(Dataset items)
= = = = = = =

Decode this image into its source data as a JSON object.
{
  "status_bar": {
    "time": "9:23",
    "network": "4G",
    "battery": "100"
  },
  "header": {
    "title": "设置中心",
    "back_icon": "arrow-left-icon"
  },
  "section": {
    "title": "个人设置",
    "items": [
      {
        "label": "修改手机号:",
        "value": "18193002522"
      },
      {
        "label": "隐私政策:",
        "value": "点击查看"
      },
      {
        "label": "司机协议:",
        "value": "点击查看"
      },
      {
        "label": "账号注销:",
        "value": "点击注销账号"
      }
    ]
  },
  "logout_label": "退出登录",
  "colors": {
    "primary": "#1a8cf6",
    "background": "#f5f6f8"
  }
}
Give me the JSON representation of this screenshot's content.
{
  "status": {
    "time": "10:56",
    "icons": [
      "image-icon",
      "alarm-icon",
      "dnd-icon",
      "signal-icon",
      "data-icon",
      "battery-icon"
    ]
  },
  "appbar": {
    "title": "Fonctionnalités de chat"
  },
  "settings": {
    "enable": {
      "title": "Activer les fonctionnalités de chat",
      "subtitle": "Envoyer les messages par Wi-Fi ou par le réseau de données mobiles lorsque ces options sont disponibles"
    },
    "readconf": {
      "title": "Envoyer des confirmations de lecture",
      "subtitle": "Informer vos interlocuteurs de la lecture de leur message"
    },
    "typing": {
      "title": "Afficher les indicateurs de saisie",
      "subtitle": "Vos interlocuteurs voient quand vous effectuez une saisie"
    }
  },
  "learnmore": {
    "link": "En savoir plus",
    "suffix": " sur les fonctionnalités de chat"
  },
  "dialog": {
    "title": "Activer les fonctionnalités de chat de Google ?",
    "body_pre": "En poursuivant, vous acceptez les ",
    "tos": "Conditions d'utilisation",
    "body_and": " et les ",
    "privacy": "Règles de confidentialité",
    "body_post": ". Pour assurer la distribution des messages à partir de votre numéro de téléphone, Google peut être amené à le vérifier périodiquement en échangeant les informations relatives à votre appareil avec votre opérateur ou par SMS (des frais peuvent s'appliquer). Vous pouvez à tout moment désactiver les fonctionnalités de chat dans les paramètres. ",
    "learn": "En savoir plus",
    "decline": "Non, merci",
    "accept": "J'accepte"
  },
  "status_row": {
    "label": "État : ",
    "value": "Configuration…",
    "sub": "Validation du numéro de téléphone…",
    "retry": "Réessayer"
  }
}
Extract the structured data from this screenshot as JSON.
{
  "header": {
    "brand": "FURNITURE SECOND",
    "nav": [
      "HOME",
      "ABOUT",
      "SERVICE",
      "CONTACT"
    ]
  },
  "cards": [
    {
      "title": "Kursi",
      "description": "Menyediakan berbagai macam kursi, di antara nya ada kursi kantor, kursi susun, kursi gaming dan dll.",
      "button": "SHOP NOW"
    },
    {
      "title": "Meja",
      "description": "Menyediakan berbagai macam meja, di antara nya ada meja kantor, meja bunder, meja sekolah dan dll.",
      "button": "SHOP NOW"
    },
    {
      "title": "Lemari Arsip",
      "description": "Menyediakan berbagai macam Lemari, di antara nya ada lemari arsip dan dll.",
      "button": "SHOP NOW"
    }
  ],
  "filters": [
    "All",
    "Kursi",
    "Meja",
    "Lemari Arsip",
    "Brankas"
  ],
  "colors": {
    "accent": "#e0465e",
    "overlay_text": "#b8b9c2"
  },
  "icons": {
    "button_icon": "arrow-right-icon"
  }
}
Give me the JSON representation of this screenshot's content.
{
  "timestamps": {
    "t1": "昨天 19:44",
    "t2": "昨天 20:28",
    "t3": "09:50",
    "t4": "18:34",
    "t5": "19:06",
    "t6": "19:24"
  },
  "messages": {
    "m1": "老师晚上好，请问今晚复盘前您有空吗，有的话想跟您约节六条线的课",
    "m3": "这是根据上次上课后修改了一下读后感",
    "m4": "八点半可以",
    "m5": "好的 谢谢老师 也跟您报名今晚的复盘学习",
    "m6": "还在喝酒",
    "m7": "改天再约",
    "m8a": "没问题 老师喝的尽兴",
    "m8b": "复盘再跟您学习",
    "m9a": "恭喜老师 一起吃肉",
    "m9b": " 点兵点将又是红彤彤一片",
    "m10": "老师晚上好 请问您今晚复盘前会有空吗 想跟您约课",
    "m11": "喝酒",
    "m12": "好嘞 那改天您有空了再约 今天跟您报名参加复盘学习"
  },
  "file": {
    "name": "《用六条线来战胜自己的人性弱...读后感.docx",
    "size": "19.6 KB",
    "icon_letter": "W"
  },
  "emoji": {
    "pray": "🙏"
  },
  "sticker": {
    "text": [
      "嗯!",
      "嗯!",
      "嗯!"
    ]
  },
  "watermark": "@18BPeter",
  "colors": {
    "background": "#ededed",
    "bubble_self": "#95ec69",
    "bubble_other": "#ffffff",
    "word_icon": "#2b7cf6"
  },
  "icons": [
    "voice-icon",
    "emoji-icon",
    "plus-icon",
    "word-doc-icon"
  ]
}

= = = = = = =

Can you give every line above again, exactly as written?

Decode this image into its source data as a JSON object.
{
  "status_bar": {
    "time": "9:23",
    "network": "4G",
    "battery": "100"
  },
  "header": {
    "title": "设置中心",
    "back_icon": "arrow-left-icon"
  },
  "section": {
    "title": "个人设置",
    "items": [
      {
        "label": "修改手机号:",
        "value": "18193002522"
      },
      {
        "label": "隐私政策:",
        "value": "点击查看"
      },
      {
        "label": "司机协议:",
        "value": "点击查看"
      },
      {
        "label": "账号注销:",
        "value": "点击注销账号"
      }
    ]
  },
  "logout_label": "退出登录",
  "colors": {
    "primary": "#1a8cf6",
    "background": "#f5f6f8"
  }
}
Give me the JSON representation of this screenshot's content.
{
  "status": {
    "time": "10:56",
    "icons": [
      "image-icon",
      "alarm-icon",
      "dnd-icon",
      "signal-icon",
      "data-icon",
      "battery-icon"
    ]
  },
  "appbar": {
    "title": "Fonctionnalités de chat"
  },
  "settings": {
    "enable": {
      "title": "Activer les fonctionnalités de chat",
      "subtitle": "Envoyer les messages par Wi-Fi ou par le réseau de données mobiles lorsque ces options sont disponibles"
    },
    "readconf": {
      "title": "Envoyer des confirmations de lecture",
      "subtitle": "Informer vos interlocuteurs de la lecture de leur message"
    },
    "typing": {
      "title": "Afficher les indicateurs de saisie",
      "subtitle": "Vos interlocuteurs voient quand vous effectuez une saisie"
    }
  },
  "learnmore": {
    "link": "En savoir plus",
    "suffix": " sur les fonctionnalités de chat"
  },
  "dialog": {
    "title": "Activer les fonctionnalités de chat de Google ?",
    "body_pre": "En poursuivant, vous acceptez les ",
    "tos": "Conditions d'utilisation",
    "body_and": " et les ",
    "privacy": "Règles de confidentialité",
    "body_post": ". Pour assurer la distribution des messages à partir de votre numéro de téléphone, Google peut être amené à le vérifier périodiquement en échangeant les informations relatives à votre appareil avec votre opérateur ou par SMS (des frais peuvent s'appliquer). Vous pouvez à tout moment désactiver les fonctionnalités de chat dans les paramètres. ",
    "learn": "En savoir plus",
    "decline": "Non, merci",
    "accept": "J'accepte"
  },
  "status_row": {
    "label": "État : ",
    "value": "Configuration…",
    "sub": "Validation du numéro de téléphone…",
    "retry": "Réessayer"
  }
}
Extract the structured data from this screenshot as JSON.
{
  "header": {
    "brand": "FURNITURE SECOND",
    "nav": [
      "HOME",
      "ABOUT",
      "SERVICE",
      "CONTACT"
    ]
  },
  "cards": [
    {
      "title": "Kursi",
      "description": "Menyediakan berbagai macam kursi, di antara nya ada kursi kantor, kursi susun, kursi gaming dan dll.",
      "button": "SHOP NOW"
    },
    {
      "title": "Meja",
      "description": "Menyediakan berbagai macam meja, di antara nya ada meja kantor, meja bunder, meja sekolah dan dll.",
      "button": "SHOP NOW"
    },
    {
      "title": "Lemari Arsip",
      "description": "Menyediakan berbagai macam Lemari, di antara nya ada lemari arsip dan dll.",
      "button": "SHOP NOW"
    }
  ],
  "filters": [
    "All",
    "Kursi",
    "Meja",
    "Lemari Arsip",
    "Brankas"
  ],
  "colors": {
    "accent": "#e0465e",
    "overlay_text": "#b8b9c2"
  },
  "icons": {
    "button_icon": "arrow-right-icon"
  }
}
Give me the JSON representation of this screenshot's content.
{
  "timestamps": {
    "t1": "昨天 19:44",
    "t2": "昨天 20:28",
    "t3": "09:50",
    "t4": "18:34",
    "t5": "19:06",
    "t6": "19:24"
  },
  "messages": {
    "m1": "老师晚上好，请问今晚复盘前您有空吗，有的话想跟您约节六条线的课",
    "m3": "这是根据上次上课后修改了一下读后感",
    "m4": "八点半可以",
    "m5": "好的 谢谢老师 也跟您报名今晚的复盘学习",
    "m6": "还在喝酒",
    "m7": "改天再约",
    "m8a": "没问题 老师喝的尽兴",
    "m8b": "复盘再跟您学习",
    "m9a": "恭喜老师 一起吃肉",
    "m9b": " 点兵点将又是红彤彤一片",
    "m10": "老师晚上好 请问您今晚复盘前会有空吗 想跟您约课",
    "m11": "喝酒",
    "m12": "好嘞 那改天您有空了再约 今天跟您报名参加复盘学习"
  },
  "file": {
    "name": "《用六条线来战胜自己的人性弱...读后感.docx",
    "size": "19.6 KB",
    "icon_letter": "W"
  },
  "emoji": {
    "pray": "🙏"
  },
  "sticker": {
    "text": [
      "嗯!",
      "嗯!",
      "嗯!"
    ]
  },
  "watermark": "@18BPeter",
  "colors": {
    "background": "#ededed",
    "bubble_self": "#95ec69",
    "bubble_other": "#ffffff",
    "word_icon": "#2b7cf6"
  },
  "icons": [
    "voice-icon",
    "emoji-icon",
    "plus-icon",
    "word-doc-icon"
  ]
}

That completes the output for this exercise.